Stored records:
--------------------------------------------------
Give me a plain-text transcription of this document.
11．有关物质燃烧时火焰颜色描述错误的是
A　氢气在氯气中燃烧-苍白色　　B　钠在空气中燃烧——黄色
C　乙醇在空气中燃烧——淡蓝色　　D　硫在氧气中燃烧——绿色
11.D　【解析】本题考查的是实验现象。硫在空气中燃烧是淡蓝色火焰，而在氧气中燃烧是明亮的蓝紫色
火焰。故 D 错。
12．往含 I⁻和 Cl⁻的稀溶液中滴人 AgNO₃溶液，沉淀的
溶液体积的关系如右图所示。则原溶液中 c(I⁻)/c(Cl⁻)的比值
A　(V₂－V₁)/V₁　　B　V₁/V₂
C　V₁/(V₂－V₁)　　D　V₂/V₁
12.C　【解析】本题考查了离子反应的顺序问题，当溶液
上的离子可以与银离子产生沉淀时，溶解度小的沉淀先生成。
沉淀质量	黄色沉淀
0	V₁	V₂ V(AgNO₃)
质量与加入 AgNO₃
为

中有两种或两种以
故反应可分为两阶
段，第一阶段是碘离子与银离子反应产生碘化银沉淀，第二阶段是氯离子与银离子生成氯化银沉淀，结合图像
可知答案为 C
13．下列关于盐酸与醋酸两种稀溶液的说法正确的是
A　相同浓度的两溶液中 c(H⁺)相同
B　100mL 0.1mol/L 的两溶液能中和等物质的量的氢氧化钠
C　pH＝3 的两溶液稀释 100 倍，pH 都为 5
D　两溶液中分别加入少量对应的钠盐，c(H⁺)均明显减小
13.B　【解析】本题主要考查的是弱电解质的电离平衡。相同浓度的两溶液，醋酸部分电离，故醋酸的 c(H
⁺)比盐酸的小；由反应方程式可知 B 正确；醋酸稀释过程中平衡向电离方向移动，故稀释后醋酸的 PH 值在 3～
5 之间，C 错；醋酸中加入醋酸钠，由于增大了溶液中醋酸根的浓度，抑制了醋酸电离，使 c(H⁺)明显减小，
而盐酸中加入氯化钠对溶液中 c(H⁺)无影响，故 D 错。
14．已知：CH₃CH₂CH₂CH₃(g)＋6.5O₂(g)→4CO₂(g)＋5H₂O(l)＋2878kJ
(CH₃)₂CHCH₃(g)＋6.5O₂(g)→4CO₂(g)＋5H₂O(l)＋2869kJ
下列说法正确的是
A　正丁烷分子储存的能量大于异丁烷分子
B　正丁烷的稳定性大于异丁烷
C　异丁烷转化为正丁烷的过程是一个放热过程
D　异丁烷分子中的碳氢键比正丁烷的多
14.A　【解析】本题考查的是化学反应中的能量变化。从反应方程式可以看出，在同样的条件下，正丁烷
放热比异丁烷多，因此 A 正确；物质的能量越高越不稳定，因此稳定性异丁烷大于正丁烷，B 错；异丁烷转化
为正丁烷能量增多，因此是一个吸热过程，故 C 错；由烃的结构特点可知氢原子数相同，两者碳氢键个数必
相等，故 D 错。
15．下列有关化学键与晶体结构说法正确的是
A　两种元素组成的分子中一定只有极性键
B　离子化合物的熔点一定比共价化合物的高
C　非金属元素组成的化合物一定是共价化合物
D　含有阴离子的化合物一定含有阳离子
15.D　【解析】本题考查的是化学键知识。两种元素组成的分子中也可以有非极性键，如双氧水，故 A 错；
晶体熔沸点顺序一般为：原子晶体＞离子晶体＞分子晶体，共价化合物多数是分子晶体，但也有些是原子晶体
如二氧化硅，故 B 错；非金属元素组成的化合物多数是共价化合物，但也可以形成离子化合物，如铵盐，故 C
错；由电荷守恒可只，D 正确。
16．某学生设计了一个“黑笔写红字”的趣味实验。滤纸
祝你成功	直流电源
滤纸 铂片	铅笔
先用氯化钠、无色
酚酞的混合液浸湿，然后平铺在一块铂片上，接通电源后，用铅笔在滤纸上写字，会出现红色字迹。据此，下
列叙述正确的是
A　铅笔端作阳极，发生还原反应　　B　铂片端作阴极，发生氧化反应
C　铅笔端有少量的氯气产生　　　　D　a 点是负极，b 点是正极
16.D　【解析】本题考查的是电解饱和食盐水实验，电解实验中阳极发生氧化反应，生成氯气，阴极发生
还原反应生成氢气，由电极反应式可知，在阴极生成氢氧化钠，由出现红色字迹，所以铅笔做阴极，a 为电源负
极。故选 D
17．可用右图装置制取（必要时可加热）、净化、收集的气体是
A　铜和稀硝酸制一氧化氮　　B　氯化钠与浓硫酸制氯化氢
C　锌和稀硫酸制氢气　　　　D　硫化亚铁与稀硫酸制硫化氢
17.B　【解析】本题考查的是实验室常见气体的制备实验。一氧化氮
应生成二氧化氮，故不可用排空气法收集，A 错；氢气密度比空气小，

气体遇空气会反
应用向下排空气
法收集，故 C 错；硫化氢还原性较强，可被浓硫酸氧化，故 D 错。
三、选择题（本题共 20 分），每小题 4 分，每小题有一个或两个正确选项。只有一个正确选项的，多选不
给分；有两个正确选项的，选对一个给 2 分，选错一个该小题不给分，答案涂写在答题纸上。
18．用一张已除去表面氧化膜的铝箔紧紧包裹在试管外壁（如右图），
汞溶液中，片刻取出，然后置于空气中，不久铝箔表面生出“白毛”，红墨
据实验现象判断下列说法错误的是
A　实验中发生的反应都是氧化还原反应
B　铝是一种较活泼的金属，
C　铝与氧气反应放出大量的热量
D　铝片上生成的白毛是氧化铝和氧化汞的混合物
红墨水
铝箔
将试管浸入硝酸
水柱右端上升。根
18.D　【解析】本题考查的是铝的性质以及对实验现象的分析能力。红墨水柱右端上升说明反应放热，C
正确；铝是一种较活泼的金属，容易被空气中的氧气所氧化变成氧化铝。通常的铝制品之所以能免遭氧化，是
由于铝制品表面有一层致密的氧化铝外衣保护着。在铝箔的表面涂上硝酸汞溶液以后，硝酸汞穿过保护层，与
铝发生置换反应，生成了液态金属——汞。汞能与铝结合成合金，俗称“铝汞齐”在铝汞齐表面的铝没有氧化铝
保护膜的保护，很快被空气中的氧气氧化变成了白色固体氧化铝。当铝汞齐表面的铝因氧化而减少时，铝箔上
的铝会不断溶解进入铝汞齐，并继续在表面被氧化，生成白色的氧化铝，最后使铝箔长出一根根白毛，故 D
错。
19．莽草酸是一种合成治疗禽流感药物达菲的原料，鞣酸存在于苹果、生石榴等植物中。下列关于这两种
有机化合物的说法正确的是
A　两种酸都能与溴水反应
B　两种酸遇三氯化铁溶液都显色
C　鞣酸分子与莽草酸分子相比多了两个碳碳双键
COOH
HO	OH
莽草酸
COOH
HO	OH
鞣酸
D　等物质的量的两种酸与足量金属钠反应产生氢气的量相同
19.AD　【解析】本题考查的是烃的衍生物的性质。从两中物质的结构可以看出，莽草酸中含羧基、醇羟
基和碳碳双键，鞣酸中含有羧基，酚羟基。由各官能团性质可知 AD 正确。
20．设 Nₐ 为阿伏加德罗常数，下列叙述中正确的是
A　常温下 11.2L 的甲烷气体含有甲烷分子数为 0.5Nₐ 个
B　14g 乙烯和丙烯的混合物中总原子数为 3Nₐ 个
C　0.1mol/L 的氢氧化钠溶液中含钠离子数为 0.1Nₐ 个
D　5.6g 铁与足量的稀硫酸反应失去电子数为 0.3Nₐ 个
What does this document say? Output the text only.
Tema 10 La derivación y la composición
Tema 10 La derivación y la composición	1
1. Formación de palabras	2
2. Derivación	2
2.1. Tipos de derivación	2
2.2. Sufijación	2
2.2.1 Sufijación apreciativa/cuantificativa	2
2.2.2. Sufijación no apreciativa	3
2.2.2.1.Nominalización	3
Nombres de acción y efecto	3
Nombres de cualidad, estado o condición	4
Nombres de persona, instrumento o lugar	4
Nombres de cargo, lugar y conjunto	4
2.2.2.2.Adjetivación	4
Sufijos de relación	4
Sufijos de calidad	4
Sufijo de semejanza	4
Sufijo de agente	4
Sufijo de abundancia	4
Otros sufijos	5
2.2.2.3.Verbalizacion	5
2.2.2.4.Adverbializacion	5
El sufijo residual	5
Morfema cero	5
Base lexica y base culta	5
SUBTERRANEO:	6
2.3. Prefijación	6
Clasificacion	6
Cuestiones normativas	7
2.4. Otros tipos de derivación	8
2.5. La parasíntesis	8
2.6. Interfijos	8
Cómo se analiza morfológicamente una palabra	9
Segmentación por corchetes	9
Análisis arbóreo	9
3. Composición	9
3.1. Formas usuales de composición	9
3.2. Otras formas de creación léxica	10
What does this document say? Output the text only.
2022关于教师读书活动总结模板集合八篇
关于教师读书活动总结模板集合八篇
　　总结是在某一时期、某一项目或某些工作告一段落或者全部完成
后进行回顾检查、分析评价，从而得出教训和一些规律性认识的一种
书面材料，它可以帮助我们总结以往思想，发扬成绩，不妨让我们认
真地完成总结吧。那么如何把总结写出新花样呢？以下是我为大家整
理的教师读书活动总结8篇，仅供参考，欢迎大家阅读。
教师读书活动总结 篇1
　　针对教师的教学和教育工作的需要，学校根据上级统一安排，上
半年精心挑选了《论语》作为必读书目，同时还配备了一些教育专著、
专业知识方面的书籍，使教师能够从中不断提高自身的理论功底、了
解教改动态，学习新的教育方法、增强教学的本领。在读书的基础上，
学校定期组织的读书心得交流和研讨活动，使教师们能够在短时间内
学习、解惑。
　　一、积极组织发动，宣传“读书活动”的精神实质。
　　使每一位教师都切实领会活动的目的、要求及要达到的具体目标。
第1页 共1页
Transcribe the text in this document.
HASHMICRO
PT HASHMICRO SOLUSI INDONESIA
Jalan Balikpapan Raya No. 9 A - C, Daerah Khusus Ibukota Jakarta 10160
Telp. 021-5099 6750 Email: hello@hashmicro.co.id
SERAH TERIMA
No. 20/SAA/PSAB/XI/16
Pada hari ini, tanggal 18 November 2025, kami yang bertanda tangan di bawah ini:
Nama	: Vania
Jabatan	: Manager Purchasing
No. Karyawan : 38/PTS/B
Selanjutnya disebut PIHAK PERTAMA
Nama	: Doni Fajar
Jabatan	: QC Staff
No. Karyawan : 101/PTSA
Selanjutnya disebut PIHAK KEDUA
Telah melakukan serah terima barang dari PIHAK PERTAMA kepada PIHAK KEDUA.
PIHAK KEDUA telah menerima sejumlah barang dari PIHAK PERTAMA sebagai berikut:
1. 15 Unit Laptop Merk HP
--------------------------------------------------
(WHAT YOU ARE ASKED TO DO): Gather up the lines containing the word "Nombres" from these records and copy them.

(REPLY):
Nombres de acción y efecto	3
Nombres de cualidad, estado o condición	4
Nombres de persona, instrumento o lugar	4
Nombres de cargo, lugar y conjunto	4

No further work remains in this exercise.